TASK TO COMPLETE:
Reproduce the entries word for word, starting at their first line and stopping after the line that contains "panel-title: BMS模块 (718, 406, 782, 426)".

DATA FOR THIS TASK:
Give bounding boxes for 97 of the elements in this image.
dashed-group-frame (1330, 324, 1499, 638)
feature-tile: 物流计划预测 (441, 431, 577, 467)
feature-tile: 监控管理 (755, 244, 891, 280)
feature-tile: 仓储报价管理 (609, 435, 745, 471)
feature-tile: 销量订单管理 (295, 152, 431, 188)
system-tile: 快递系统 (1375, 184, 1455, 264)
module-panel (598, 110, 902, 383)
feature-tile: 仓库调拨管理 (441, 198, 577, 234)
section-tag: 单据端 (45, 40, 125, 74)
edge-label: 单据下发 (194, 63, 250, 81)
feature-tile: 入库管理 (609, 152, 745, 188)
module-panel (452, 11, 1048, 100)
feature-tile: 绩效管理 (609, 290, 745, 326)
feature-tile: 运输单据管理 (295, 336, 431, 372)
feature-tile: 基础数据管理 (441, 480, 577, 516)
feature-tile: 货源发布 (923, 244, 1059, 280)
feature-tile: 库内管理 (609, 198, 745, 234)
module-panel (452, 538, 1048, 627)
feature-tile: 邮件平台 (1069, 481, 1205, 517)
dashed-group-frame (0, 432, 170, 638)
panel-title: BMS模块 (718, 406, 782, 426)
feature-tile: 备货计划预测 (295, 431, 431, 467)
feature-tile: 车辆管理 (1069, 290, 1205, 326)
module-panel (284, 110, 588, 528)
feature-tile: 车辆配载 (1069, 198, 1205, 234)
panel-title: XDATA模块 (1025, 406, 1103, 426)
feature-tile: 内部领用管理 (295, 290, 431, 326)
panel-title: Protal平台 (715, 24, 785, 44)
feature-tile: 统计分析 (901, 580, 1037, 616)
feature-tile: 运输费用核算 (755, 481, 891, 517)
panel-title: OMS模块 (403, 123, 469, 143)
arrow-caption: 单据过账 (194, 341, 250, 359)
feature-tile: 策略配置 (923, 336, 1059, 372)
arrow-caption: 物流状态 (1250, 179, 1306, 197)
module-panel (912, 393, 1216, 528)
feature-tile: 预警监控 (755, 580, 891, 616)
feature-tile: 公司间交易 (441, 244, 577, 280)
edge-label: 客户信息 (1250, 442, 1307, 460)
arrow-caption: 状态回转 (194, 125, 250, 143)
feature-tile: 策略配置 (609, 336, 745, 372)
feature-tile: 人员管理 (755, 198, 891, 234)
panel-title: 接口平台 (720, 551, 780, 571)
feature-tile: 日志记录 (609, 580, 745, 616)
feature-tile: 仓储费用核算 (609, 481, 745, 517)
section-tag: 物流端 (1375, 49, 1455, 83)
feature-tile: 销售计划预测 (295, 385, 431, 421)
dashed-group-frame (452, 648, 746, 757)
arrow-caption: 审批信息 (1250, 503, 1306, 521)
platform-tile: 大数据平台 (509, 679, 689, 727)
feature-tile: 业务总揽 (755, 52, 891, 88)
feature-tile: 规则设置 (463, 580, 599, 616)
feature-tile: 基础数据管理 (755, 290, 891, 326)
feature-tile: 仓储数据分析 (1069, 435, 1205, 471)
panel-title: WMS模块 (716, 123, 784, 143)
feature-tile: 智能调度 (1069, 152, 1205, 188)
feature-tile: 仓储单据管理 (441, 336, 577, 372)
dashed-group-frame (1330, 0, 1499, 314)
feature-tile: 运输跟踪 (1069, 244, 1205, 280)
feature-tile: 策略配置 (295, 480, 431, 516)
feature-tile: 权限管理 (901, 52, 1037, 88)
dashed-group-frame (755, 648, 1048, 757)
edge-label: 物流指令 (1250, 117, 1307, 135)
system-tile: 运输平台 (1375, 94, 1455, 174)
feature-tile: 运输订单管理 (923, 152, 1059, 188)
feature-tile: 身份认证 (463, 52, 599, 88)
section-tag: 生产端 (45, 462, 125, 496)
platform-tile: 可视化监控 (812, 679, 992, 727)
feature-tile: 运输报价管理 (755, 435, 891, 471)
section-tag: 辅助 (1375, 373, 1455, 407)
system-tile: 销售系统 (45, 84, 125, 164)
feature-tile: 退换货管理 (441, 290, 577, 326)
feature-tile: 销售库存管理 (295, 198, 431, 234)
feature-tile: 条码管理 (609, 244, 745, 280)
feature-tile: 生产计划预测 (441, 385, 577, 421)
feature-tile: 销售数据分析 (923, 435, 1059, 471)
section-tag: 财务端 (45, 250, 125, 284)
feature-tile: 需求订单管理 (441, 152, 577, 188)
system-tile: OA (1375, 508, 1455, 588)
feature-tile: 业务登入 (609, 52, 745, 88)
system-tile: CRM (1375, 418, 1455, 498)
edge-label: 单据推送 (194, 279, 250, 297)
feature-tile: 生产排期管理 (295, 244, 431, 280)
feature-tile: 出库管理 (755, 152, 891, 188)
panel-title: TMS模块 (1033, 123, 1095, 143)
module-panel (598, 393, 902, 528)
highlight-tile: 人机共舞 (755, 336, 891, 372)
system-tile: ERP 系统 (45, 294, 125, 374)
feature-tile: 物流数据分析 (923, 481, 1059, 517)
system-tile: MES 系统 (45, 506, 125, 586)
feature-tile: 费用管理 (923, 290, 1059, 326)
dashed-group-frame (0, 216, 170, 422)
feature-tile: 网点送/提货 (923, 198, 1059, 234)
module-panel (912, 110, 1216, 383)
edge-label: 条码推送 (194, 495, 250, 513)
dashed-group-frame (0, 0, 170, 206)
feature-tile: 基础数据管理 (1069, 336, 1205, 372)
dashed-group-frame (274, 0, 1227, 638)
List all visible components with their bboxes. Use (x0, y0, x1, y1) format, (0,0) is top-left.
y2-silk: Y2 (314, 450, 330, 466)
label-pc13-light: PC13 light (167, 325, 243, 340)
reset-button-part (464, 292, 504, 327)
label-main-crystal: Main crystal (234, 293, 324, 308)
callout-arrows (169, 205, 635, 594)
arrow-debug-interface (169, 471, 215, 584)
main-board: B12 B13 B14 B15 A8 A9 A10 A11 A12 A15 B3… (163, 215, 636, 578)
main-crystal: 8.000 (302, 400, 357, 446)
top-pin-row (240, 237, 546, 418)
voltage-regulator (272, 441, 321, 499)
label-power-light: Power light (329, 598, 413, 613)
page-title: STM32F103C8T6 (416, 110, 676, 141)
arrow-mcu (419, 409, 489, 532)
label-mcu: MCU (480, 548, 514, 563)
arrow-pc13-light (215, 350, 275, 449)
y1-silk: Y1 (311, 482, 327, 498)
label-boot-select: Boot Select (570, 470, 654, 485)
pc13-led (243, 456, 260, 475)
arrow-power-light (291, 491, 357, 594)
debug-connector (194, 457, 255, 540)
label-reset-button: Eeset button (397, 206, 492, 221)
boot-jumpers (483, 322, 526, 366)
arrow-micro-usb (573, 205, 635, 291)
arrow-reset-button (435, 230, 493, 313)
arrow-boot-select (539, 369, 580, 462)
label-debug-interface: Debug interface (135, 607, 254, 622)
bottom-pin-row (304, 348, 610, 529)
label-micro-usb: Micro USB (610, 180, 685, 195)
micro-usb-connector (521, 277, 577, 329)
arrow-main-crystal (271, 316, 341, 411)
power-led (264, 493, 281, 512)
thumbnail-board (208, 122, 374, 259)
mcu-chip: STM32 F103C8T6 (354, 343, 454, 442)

REPLY TO THE EXERCISE:
Give bounding boxes for 97 of the elements in this image.
dashed-group-frame (1330, 324, 1499, 638)
feature-tile: 物流计划预测 (441, 431, 577, 467)
feature-tile: 监控管理 (755, 244, 891, 280)
feature-tile: 仓储报价管理 (609, 435, 745, 471)
feature-tile: 销量订单管理 (295, 152, 431, 188)
system-tile: 快递系统 (1375, 184, 1455, 264)
module-panel (598, 110, 902, 383)
feature-tile: 仓库调拨管理 (441, 198, 577, 234)
section-tag: 单据端 (45, 40, 125, 74)
edge-label: 单据下发 (194, 63, 250, 81)
feature-tile: 入库管理 (609, 152, 745, 188)
module-panel (452, 11, 1048, 100)
feature-tile: 绩效管理 (609, 290, 745, 326)
feature-tile: 运输单据管理 (295, 336, 431, 372)
feature-tile: 基础数据管理 (441, 480, 577, 516)
feature-tile: 货源发布 (923, 244, 1059, 280)
feature-tile: 库内管理 (609, 198, 745, 234)
module-panel (452, 538, 1048, 627)
feature-tile: 邮件平台 (1069, 481, 1205, 517)
dashed-group-frame (0, 432, 170, 638)
panel-title: BMS模块 (718, 406, 782, 426)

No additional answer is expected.